Data records
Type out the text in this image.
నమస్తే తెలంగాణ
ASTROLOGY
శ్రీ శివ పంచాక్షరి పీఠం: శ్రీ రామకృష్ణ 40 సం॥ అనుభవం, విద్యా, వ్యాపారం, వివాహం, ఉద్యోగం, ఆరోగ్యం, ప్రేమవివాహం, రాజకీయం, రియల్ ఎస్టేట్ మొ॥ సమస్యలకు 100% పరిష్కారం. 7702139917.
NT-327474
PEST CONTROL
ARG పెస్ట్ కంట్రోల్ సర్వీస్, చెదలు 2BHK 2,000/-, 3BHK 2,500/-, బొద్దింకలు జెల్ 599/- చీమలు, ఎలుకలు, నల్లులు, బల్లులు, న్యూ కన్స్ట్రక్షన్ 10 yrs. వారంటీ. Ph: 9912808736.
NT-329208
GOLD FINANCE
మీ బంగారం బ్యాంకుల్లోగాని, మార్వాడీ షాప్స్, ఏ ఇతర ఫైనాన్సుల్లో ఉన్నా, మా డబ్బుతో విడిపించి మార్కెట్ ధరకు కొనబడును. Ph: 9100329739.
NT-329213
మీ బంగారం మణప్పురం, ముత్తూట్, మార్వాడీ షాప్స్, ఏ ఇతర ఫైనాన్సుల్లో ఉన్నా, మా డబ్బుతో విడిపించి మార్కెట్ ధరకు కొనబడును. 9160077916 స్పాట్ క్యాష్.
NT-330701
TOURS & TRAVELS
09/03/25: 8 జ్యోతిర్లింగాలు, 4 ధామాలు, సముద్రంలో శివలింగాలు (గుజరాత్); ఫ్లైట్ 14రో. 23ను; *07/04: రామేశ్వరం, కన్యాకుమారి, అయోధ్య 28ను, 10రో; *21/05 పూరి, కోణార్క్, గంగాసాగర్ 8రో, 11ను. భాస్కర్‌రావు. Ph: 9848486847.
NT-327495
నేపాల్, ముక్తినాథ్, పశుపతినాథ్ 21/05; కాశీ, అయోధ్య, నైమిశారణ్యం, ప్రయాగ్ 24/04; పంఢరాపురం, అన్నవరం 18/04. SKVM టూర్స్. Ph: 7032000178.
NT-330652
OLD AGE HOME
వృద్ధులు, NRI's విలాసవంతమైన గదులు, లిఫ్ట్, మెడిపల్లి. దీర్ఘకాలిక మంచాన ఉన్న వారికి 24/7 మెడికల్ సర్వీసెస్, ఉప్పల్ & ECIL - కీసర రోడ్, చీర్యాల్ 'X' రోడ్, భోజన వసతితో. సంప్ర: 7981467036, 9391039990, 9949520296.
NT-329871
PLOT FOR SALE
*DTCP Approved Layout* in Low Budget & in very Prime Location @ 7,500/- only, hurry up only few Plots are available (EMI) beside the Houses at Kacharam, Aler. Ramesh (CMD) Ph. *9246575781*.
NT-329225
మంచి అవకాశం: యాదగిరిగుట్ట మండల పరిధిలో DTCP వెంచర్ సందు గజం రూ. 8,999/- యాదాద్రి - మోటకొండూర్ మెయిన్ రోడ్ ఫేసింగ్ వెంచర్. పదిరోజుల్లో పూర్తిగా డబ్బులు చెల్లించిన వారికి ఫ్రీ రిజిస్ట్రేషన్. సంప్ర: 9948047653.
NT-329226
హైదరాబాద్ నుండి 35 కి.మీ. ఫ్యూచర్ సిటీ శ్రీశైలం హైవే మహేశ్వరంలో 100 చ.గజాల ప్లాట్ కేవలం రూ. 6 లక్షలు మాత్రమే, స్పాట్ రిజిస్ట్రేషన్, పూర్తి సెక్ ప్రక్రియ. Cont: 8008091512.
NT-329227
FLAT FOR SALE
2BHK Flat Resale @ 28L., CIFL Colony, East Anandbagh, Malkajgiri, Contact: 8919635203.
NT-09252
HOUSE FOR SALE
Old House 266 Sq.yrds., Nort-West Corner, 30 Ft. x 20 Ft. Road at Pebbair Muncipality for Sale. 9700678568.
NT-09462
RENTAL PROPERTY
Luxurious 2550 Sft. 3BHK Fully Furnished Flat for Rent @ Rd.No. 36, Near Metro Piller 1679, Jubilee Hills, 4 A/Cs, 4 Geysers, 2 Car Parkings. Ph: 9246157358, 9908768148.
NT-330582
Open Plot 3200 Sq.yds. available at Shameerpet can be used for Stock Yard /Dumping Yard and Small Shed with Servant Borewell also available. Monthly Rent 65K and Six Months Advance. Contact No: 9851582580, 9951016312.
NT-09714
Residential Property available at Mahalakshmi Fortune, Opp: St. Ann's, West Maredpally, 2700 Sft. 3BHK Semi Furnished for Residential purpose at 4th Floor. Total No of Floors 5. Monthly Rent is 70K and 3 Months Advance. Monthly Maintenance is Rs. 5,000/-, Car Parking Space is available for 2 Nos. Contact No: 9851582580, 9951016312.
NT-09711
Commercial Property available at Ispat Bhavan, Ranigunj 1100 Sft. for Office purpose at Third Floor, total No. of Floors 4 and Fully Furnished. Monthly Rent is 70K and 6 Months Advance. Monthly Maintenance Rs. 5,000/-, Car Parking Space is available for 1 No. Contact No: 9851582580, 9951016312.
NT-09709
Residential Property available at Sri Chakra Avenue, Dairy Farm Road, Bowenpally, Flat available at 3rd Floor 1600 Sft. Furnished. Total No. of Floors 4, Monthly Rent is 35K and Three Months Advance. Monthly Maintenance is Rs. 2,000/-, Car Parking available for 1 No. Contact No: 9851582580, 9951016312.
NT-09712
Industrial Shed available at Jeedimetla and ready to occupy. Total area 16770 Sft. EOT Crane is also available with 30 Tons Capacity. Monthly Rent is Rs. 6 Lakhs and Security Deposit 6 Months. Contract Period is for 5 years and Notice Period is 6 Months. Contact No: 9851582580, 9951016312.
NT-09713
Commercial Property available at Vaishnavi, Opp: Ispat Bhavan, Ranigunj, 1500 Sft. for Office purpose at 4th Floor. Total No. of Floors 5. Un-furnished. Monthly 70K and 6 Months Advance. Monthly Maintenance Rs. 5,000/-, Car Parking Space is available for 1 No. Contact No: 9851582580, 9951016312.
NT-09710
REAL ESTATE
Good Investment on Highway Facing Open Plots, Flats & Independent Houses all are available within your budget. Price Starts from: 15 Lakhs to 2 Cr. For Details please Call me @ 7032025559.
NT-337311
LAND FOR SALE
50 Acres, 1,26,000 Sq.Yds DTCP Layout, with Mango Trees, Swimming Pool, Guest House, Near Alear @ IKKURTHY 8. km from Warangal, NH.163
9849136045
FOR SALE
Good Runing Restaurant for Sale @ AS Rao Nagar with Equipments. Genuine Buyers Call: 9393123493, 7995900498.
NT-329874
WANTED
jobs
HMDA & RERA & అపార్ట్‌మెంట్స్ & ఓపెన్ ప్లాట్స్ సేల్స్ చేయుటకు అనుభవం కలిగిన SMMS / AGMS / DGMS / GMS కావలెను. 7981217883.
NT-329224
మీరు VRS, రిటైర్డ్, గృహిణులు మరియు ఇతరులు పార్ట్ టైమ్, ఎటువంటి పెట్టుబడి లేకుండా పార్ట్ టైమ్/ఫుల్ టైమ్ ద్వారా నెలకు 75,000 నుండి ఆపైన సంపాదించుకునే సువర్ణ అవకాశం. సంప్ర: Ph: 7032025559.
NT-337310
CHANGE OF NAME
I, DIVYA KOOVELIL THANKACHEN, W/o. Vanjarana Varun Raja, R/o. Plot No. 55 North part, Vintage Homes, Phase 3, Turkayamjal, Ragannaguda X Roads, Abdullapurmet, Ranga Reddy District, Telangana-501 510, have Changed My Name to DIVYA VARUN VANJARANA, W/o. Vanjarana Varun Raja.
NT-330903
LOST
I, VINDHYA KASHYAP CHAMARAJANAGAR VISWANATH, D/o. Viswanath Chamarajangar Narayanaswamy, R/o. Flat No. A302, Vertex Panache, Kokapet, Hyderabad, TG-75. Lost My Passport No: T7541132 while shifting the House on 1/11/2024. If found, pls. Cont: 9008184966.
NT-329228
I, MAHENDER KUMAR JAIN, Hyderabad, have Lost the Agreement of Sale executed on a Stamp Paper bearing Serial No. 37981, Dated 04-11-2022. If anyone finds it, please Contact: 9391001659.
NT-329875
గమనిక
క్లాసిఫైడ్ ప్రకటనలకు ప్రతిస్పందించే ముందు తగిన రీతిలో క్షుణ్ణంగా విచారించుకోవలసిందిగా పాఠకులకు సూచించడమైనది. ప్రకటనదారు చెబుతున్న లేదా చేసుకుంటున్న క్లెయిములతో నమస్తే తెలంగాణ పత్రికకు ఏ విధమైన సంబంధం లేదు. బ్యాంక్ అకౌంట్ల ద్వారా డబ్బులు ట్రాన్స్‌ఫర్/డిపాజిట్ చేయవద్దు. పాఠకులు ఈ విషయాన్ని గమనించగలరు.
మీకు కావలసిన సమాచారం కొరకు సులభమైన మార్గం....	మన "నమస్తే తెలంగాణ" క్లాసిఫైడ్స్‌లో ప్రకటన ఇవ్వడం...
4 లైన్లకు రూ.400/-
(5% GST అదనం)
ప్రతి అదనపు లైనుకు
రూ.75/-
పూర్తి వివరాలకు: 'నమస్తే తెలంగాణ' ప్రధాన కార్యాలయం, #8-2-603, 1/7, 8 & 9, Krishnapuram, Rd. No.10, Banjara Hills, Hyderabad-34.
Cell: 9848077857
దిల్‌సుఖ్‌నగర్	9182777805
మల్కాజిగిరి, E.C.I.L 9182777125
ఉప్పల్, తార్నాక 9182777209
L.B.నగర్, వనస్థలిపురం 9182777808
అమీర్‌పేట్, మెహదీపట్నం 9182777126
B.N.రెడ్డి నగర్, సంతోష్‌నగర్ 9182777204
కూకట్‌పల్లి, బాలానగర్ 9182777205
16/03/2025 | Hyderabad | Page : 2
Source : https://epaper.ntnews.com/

EXERCISE REQUIREMENTS.
Give the number of lines in the listing above that contain "purpose", and nothing else.

SOLVED PROBLEM.
3